__Set exercise 1__. In the records below, copy out every line between the one holding "Patent image size: (1046, 1370)." and the one holding "The RS485 cable 106 is at (377, 747).", with both of those lines included, word for word.

::: Page excerpt :::

UNITED STATES DISTRICT COURT SOUTHERN DISTRICT OF CALIFORNIA
Dec 2, 2013
CASE NO. 12-CV-1616 JLS (MDD) (S.D. Cal. Dec. 2, 2013)

Opinion

CASE NO. 12-CV-1616 JLS (MDD)

12-02-2013

TIMOTHY KORNEGAY, Plaintiff, v. D. BAILEY, et al., Defendants.


ORDER (1) ADOPTING REPORT

AND RECOMMENDATION; (2)

OVERRULING PLAINTIFF'S

OBJECTIONS; AND (3)

GRANTING DEFENDANTS'

MOTION TO DISMISS


(ECF No. 14)

Presently before the Court is Magistrate Judge Dembin's Report and Recommendation ("R&R") advising the Court to ADOPT the R&R and GRANT Defendants D. Bailey, A. Pope, and D. Savage's ("Defendants") Motion to Dismiss ("MTD") Plaintiff Timothy Kornegay's ("Plaintiff") Complaint. (ECF No. 14.) Also before the Court are Plaintiff's Objections to the R&R (ECF No. 20) and Defendants' Reply to Plaintiff's Objections (ECF No. 22). Having considered the parties' arguments and the law, the Court ADOPTS the R&R, OVERRULES Plaintiff's Objections, and GRANTS WITHOUT PREJUDICE Defendants' MTD.

BACKGROUND

Magistrate Judge Dembin's R&R provides a thorough and accurate summary of the factual and procedural background in this case. (R&R 2-3, ECF No. 14.) This Order incorporates by reference the facts as set forth in the R&R.

::: Record excerpts :::

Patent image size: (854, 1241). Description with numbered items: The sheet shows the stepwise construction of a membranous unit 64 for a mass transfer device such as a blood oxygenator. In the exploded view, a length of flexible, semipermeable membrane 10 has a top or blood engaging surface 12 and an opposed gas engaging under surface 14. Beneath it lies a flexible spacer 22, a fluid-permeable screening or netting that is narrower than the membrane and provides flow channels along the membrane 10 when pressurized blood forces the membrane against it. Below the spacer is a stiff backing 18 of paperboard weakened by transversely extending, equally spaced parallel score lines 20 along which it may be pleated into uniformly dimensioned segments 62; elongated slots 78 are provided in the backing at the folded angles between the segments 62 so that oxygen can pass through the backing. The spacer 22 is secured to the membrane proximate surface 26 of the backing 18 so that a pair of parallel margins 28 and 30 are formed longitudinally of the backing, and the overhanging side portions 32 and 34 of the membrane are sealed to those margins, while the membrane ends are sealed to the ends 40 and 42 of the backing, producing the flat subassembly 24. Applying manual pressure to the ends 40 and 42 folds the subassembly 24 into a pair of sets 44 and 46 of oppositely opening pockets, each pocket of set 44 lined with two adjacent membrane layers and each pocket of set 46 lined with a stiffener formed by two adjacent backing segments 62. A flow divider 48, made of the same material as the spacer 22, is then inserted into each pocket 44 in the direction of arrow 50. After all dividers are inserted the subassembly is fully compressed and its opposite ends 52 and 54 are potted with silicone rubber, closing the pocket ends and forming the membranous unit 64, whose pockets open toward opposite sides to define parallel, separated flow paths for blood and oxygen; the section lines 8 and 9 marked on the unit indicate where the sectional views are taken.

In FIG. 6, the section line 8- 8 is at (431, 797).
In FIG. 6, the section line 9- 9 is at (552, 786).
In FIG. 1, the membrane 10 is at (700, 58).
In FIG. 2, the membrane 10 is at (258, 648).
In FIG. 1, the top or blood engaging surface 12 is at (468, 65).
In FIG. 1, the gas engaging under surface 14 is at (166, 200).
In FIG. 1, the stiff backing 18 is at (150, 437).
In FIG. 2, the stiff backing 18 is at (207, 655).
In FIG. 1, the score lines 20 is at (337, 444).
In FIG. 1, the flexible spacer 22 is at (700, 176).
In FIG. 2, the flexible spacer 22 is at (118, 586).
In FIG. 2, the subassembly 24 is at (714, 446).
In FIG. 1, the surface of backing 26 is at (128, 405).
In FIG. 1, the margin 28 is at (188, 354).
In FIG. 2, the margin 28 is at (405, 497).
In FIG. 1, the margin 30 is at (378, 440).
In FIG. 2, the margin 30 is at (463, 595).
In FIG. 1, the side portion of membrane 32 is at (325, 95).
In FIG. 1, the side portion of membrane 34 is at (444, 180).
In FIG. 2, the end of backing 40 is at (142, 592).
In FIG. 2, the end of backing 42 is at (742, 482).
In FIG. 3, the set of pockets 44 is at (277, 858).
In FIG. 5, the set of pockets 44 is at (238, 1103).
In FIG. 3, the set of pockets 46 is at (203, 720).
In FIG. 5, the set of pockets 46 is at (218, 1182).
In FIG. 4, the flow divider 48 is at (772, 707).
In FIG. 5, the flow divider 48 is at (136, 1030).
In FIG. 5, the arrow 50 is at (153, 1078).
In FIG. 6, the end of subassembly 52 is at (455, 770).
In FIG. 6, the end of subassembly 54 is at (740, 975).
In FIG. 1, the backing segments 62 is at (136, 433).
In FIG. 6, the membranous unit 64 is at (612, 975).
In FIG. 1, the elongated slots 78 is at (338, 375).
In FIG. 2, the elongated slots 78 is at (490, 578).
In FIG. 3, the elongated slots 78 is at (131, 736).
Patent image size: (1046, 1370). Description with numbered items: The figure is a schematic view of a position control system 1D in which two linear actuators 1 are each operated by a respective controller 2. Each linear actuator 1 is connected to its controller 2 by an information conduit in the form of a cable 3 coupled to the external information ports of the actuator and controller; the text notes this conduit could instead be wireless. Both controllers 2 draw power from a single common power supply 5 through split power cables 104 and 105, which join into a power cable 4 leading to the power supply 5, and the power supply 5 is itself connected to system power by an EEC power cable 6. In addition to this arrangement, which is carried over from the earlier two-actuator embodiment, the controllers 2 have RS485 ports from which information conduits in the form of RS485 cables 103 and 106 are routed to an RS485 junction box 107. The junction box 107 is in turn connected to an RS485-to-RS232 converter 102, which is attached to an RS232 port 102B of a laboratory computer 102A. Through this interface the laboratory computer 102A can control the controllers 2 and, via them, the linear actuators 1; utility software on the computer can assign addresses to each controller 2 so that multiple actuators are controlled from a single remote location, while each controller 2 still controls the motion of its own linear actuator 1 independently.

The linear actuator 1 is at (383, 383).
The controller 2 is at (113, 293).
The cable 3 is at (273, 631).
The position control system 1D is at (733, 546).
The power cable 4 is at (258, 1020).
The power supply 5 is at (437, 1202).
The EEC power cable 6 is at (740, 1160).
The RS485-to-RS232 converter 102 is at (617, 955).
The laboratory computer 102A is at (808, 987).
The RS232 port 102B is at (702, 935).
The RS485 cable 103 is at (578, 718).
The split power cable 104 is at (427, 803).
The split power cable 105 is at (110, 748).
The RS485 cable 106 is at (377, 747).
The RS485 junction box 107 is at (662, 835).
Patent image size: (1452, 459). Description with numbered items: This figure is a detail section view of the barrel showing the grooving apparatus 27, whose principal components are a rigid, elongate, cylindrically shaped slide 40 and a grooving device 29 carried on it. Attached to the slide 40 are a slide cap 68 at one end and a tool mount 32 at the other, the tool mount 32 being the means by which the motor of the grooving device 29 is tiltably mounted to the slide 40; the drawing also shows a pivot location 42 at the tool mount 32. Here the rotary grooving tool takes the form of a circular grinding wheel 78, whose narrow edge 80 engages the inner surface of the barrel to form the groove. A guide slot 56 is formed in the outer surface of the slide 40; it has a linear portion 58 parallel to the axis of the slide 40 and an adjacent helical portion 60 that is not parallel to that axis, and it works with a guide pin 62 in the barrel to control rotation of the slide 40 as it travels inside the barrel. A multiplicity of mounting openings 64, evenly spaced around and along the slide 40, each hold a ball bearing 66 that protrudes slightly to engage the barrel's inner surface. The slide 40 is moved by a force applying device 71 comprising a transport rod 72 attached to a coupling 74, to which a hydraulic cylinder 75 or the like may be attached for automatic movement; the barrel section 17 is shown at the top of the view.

:::

__Set exercise 2__. Pick up the court order at the point where it stops and keep writing it.

__Expected output 1__.
Patent image size: (1046, 1370). Description with numbered items: The figure is a schematic view of a position control system 1D in which two linear actuators 1 are each operated by a respective controller 2. Each linear actuator 1 is connected to its controller 2 by an information conduit in the form of a cable 3 coupled to the external information ports of the actuator and controller; the text notes this conduit could instead be wireless. Both controllers 2 draw power from a single common power supply 5 through split power cables 104 and 105, which join into a power cable 4 leading to the power supply 5, and the power supply 5 is itself connected to system power by an EEC power cable 6. In addition to this arrangement, which is carried over from the earlier two-actuator embodiment, the controllers 2 have RS485 ports from which information conduits in the form of RS485 cables 103 and 106 are routed to an RS485 junction box 107. The junction box 107 is in turn connected to an RS485-to-RS232 converter 102, which is attached to an RS232 port 102B of a laboratory computer 102A. Through this interface the laboratory computer 102A can control the controllers 2 and, via them, the linear actuators 1; utility software on the computer can assign addresses to each controller 2 so that multiple actuators are controlled from a single remote location, while each controller 2 still controls the motion of its own linear actuator 1 independently.

The linear actuator 1 is at (383, 383).
The controller 2 is at (113, 293).
The cable 3 is at (273, 631).
The position control system 1D is at (733, 546).
The power cable 4 is at (258, 1020).
The power supply 5 is at (437, 1202).
The EEC power cable 6 is at (740, 1160).
The RS485-to-RS232 converter 102 is at (617, 955).
The laboratory computer 102A is at (808, 987).
The RS232 port 102B is at (702, 935).
The RS485 cable 103 is at (578, 718).
The split power cable 104 is at (427, 803).
The split power cable 105 is at (110, 748).
The RS485 cable 106 is at (377, 747).

__Expected output 2__.
LEGAL STANDARD

1. Review of the Report and Recommendation

Federal Rule of Civil Procedure 72(b) and 28 U.S.C. § 636(b)(1) set forth a district court's duties regarding a magistrate judge's R&R. The district court "shall make a de novo determination of those portions of the report . . . to which objection is made," and "may accept, reject, or modify, in whole or in part, the findings or recommendations made by the magistrate judge." 28 U.S.C. § 636(b)(1)(c); see also United States v. Raddatz, 447 U.S. 667, 673-76 (1980). However, in the absence of a timely objection, "the Court need only satisfy itself that there is no clear error on the face of the record in order to accept the recommendation." Fed. R. Civ. P. 72, advisory committee's note (citing Campbell v. U.S. Dist. Ct., 501 F.2d 196, 206 (9th Cir. 1974)).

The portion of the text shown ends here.